Job:
Select every line below containing the word "Endsumme".

Dataset excerpts:

<<<<

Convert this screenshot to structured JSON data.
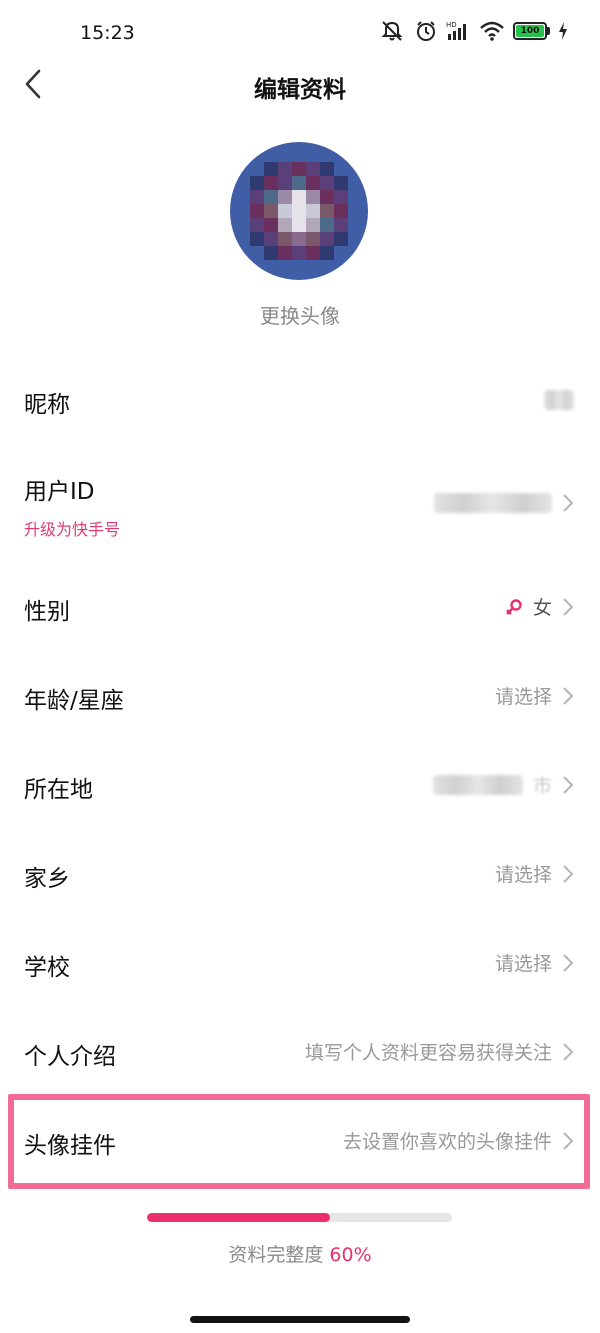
{
  "status_bar": {
    "time": "15:23",
    "battery_level": "100",
    "network_label": "HD",
    "icons": [
      "mute-icon",
      "alarm-icon",
      "hd-signal-icon",
      "wifi-icon",
      "battery-icon",
      "charging-icon"
    ]
  },
  "nav": {
    "title": "编辑资料",
    "back_icon": "chevron-left-icon"
  },
  "profile": {
    "change_avatar_label": "更换头像"
  },
  "rows": {
    "nickname": {
      "label": "昵称"
    },
    "user_id": {
      "label": "用户ID",
      "sub_link": "升级为快手号"
    },
    "gender": {
      "label": "性别",
      "value": "女",
      "icon": "female-icon"
    },
    "age": {
      "label": "年龄/星座",
      "value": "请选择"
    },
    "location": {
      "label": "所在地",
      "value_suffix": "市"
    },
    "hometown": {
      "label": "家乡",
      "value": "请选择"
    },
    "school": {
      "label": "学校",
      "value": "请选择"
    },
    "intro": {
      "label": "个人介绍",
      "value": "填写个人资料更容易获得关注"
    },
    "pendant": {
      "label": "头像挂件",
      "value": "去设置你喜欢的头像挂件"
    }
  },
  "completeness": {
    "label": "资料完整度",
    "percent_text": "60%",
    "fraction": 0.6
  },
  "colors": {
    "accent": "#e8306c",
    "highlight_border": "#f06c95",
    "avatar_bg": "#3f5ea6"
  }
}
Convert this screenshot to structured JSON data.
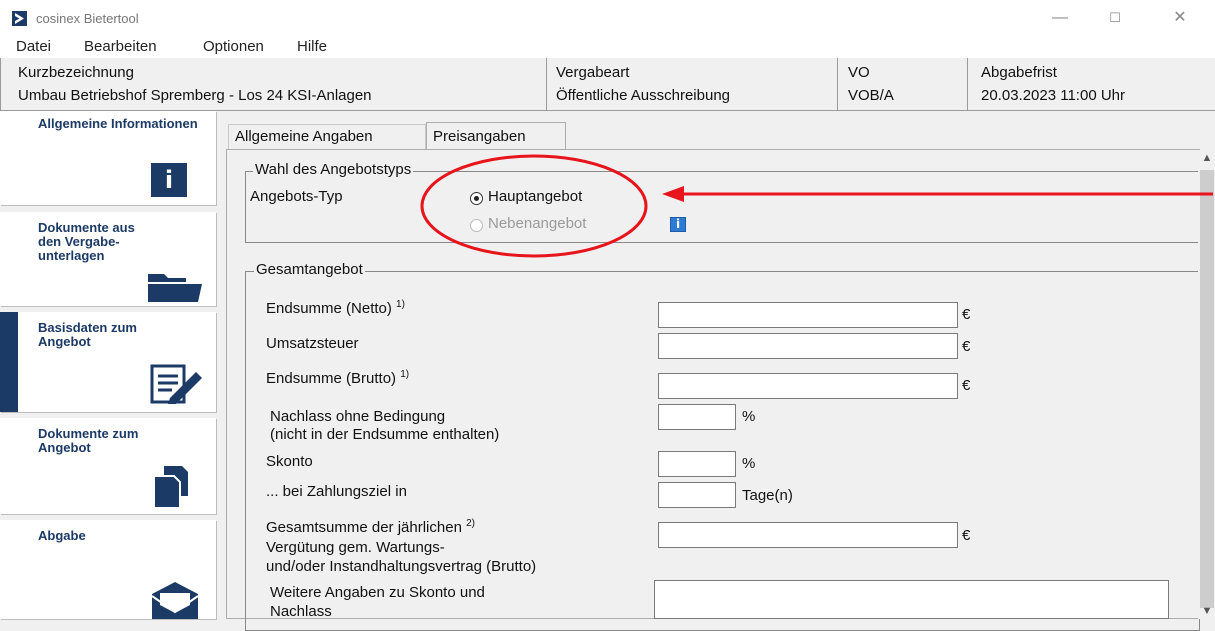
{
  "window": {
    "title": "cosinex Bietertool",
    "controls": {
      "minimize": "—",
      "maximize": "☐",
      "close": "✕"
    }
  },
  "menu": [
    "Datei",
    "Bearbeiten",
    "Optionen",
    "Hilfe"
  ],
  "header": {
    "kurz_label": "Kurzbezeichnung",
    "kurz_value": "Umbau Betriebshof Spremberg - Los 24 KSI-Anlagen",
    "vergabeart_label": "Vergabeart",
    "vergabeart_value": "Öffentliche Ausschreibung",
    "vo_label": "VO",
    "vo_value": "VOB/A",
    "frist_label": "Abgabefrist",
    "frist_value": "20.03.2023 11:00 Uhr"
  },
  "sidebar": {
    "items": [
      {
        "label": "Allgemeine Informationen",
        "icon": "info-icon"
      },
      {
        "label": "Dokumente aus den Vergabe-unterlagen",
        "icon": "folder-icon"
      },
      {
        "label": "Basisdaten zum Angebot",
        "icon": "edit-form-icon",
        "active": true
      },
      {
        "label": "Dokumente zum Angebot",
        "icon": "documents-icon"
      },
      {
        "label": "Abgabe",
        "icon": "envelope-icon"
      }
    ]
  },
  "tabs": {
    "general": "Allgemeine Angaben",
    "prices": "Preisangaben",
    "active": "prices"
  },
  "angebotstyp": {
    "legend": "Wahl des Angebotstyps",
    "label": "Angebots-Typ",
    "option_main": "Hauptangebot",
    "option_side": "Nebenangebot",
    "selected": "Hauptangebot"
  },
  "gesamt": {
    "legend": "Gesamtangebot",
    "netto_label": "Endsumme (Netto)",
    "netto_note": "1)",
    "netto_value": "",
    "ust_label": "Umsatzsteuer",
    "ust_value": "",
    "brutto_label": "Endsumme (Brutto)",
    "brutto_note": "1)",
    "brutto_value": "",
    "nachlass_label_1": "Nachlass ohne Bedingung",
    "nachlass_label_2": "(nicht in der Endsumme enthalten)",
    "nachlass_value": "",
    "skonto_label": "Skonto",
    "skonto_value": "",
    "zahlungsziel_label": "... bei Zahlungsziel in",
    "zahlungsziel_value": "",
    "gesamtsumme_label_1": "Gesamtsumme der jährlichen",
    "gesamtsumme_note": "2)",
    "gesamtsumme_label_2": "Vergütung gem. Wartungs-",
    "gesamtsumme_label_3": "und/oder Instandhaltungsvertrag (Brutto)",
    "gesamtsumme_value": "",
    "weitere_label_1": "Weitere Angaben zu Skonto und",
    "weitere_label_2": "Nachlass",
    "weitere_value": "",
    "unit_euro": "€",
    "unit_percent": "%",
    "unit_days": "Tage(n)"
  },
  "colors": {
    "annotation": "#e8141b",
    "nav_accent": "#1c3a66",
    "info_badge": "#2e7bd6"
  }
}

>>>>

Finished answer:
    "netto_label": "Endsumme (Netto)",
    "brutto_label": "Endsumme (Brutto)",
    "nachlass_label_2": "(nicht in der Endsumme enthalten)",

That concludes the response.